## WHAT THE EXERCISE ASKS
Please extract, word for word, every line of the material from the first line to the line with "text-line: 主动寻找就业机会，尽早尽快实现就业。及时推送国家大学 xyxy=(144,698,821,728)", including both of those lines.

** begin DATA ROWS **

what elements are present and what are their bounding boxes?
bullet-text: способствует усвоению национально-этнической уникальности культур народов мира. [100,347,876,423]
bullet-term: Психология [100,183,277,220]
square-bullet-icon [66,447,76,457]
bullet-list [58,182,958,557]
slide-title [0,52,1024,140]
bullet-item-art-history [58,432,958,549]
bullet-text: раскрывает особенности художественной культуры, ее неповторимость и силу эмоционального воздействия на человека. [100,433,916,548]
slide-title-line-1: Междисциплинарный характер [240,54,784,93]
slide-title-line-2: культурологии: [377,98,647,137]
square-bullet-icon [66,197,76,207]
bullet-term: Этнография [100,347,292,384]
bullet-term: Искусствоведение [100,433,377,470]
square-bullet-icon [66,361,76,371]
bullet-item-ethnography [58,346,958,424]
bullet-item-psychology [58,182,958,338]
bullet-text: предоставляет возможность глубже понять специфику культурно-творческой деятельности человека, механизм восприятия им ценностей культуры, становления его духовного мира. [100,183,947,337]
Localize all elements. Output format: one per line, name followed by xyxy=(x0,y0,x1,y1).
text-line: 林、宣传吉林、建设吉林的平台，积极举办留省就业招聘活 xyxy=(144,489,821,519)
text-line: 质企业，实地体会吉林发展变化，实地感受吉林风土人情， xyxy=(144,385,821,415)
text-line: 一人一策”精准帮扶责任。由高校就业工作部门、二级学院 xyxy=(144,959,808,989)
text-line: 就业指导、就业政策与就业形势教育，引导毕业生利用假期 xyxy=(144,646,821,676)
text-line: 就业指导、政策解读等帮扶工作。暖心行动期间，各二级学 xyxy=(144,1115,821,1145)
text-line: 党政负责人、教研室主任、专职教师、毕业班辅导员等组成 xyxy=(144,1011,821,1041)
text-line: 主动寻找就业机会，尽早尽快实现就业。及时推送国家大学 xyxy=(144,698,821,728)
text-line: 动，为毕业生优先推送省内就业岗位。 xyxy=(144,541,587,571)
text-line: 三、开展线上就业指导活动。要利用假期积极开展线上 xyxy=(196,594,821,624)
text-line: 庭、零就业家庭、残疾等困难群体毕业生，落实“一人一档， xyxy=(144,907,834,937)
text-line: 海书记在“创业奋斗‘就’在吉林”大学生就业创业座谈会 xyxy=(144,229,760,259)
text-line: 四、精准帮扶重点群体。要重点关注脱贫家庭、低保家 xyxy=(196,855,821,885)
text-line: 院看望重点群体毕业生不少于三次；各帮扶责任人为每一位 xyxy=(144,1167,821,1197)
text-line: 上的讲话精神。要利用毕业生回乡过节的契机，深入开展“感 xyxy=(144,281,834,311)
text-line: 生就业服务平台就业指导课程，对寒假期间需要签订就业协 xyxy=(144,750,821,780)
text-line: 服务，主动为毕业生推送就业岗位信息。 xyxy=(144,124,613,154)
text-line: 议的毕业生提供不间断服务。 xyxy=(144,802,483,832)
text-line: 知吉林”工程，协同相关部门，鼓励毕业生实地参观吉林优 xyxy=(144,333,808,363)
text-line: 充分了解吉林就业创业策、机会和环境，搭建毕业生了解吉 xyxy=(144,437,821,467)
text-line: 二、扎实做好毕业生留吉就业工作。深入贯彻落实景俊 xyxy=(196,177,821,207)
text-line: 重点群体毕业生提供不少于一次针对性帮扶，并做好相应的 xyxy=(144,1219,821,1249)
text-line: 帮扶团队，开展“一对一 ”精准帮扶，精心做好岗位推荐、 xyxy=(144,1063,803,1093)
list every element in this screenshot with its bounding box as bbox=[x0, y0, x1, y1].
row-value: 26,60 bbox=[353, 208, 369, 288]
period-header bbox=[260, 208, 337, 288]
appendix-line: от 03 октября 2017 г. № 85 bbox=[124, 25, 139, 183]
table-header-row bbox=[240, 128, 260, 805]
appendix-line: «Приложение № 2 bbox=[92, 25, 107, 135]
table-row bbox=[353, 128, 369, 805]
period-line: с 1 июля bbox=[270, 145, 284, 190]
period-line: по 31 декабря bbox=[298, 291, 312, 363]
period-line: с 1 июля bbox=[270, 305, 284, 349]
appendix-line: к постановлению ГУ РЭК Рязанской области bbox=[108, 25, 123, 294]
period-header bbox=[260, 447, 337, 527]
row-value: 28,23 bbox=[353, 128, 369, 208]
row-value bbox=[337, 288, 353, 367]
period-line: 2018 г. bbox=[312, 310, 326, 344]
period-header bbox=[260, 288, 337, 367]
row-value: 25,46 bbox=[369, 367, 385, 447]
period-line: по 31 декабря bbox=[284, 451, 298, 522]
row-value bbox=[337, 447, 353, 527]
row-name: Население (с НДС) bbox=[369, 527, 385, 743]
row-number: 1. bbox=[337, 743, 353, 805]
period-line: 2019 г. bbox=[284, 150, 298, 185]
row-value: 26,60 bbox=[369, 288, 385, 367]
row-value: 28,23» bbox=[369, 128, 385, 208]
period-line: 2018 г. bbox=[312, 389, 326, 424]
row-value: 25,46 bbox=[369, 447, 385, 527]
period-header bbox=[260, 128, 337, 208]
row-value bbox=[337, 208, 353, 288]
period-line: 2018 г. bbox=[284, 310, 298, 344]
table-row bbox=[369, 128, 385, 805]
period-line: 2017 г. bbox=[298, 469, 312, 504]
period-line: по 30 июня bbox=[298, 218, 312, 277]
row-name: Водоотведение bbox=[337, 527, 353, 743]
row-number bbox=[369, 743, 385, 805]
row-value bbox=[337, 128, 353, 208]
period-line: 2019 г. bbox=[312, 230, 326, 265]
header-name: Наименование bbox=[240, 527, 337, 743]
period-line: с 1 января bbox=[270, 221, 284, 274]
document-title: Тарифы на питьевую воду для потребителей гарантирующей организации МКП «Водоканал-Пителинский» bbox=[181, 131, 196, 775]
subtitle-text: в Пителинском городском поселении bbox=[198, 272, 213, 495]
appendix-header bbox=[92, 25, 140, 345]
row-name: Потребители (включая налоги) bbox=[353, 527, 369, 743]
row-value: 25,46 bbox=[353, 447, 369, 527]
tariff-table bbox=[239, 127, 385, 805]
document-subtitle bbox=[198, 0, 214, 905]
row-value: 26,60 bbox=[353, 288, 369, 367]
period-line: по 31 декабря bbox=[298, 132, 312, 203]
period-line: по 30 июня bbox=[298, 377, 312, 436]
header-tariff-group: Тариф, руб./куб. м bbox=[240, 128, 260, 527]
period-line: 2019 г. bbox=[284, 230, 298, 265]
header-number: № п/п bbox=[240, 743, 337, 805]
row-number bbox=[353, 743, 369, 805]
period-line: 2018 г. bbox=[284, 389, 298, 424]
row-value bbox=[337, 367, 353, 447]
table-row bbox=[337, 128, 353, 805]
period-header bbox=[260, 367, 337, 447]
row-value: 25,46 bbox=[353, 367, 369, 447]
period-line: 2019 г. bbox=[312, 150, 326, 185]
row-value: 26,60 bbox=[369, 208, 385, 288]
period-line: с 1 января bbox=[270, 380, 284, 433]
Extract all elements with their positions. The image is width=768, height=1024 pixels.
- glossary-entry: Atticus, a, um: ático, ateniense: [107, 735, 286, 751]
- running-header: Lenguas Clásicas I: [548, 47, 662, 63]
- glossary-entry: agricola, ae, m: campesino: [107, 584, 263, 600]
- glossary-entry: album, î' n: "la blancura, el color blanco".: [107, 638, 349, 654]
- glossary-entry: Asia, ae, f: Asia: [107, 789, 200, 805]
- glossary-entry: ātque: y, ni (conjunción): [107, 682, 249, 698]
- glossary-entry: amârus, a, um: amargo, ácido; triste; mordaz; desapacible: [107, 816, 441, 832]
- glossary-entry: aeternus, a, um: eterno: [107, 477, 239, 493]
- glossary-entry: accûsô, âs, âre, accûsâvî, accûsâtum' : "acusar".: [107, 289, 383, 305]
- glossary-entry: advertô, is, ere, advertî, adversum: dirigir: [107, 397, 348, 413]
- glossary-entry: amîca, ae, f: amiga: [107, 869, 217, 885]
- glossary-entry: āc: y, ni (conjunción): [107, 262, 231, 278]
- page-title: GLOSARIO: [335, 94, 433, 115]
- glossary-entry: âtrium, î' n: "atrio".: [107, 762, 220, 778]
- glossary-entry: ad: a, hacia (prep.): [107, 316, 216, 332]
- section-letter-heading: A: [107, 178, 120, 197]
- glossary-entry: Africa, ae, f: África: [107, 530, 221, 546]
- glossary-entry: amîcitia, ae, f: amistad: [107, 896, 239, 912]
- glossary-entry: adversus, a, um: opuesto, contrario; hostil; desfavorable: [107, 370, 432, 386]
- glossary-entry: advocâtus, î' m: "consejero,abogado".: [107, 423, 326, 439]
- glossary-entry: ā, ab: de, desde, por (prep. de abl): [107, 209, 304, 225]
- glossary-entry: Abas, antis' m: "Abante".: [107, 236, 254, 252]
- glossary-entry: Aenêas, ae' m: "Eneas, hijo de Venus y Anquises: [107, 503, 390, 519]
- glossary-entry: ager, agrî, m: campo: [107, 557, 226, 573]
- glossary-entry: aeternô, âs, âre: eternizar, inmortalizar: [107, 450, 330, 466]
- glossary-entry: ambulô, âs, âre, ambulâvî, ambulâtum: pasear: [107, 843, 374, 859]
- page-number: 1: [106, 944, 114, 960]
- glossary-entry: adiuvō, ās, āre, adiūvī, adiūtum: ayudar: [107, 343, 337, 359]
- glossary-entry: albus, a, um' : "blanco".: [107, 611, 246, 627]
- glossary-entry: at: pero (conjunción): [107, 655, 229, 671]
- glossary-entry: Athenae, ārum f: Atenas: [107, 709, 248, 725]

** end DATA ROWS **

## RESPONSE TO THE TASK
what elements are present and what are their bounding boxes?
bullet-text: способствует усвоению национально-этнической уникальности культур народов мира. [100,347,876,423]
bullet-term: Психология [100,183,277,220]
square-bullet-icon [66,447,76,457]
bullet-list [58,182,958,557]
slide-title [0,52,1024,140]
bullet-item-art-history [58,432,958,549]
bullet-text: раскрывает особенности художественной культуры, ее неповторимость и силу эмоционального воздействия на человека. [100,433,916,548]
slide-title-line-1: Междисциплинарный характер [240,54,784,93]
slide-title-line-2: культурологии: [377,98,647,137]
square-bullet-icon [66,197,76,207]
bullet-term: Этнография [100,347,292,384]
bullet-term: Искусствоведение [100,433,377,470]
square-bullet-icon [66,361,76,371]
bullet-item-ethnography [58,346,958,424]
bullet-item-psychology [58,182,958,338]
bullet-text: предоставляет возможность глубже понять специфику культурно-творческой деятельности человека, механизм восприятия им ценностей культуры, становления его духовного мира. [100,183,947,337]
Localize all elements. Output format: one per line, name followed by xyxy=(x0,y0,x1,y1).
text-line: 林、宣传吉林、建设吉林的平台，积极举办留省就业招聘活 xyxy=(144,489,821,519)
text-line: 质企业，实地体会吉林发展变化，实地感受吉林风土人情， xyxy=(144,385,821,415)
text-line: 一人一策”精准帮扶责任。由高校就业工作部门、二级学院 xyxy=(144,959,808,989)
text-line: 就业指导、就业政策与就业形势教育，引导毕业生利用假期 xyxy=(144,646,821,676)
text-line: 就业指导、政策解读等帮扶工作。暖心行动期间，各二级学 xyxy=(144,1115,821,1145)
text-line: 党政负责人、教研室主任、专职教师、毕业班辅导员等组成 xyxy=(144,1011,821,1041)
text-line: 主动寻找就业机会，尽早尽快实现就业。及时推送国家大学 xyxy=(144,698,821,728)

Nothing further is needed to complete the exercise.